▶ **YOUR TASK**:
Among the entries, which lines carry the string "pair"? Copy each of them.

▶ **DATA PROVIDED**:
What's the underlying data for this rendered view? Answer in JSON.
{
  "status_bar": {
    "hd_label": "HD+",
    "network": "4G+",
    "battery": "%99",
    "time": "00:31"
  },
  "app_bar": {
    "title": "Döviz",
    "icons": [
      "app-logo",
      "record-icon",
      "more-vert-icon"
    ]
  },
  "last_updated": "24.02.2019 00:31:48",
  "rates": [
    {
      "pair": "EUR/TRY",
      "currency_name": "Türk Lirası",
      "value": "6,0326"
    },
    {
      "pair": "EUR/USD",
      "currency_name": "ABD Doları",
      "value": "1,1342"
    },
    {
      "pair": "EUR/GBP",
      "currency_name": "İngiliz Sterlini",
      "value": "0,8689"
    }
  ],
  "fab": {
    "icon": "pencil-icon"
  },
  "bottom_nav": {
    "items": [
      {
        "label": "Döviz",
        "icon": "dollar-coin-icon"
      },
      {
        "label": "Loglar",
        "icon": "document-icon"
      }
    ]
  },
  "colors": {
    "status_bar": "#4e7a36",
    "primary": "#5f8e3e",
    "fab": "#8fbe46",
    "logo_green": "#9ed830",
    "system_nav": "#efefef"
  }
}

▶ **EXERCISE OUTPUT**:
      "pair": "EUR/TRY",
      "pair": "EUR/USD",
      "pair": "EUR/GBP",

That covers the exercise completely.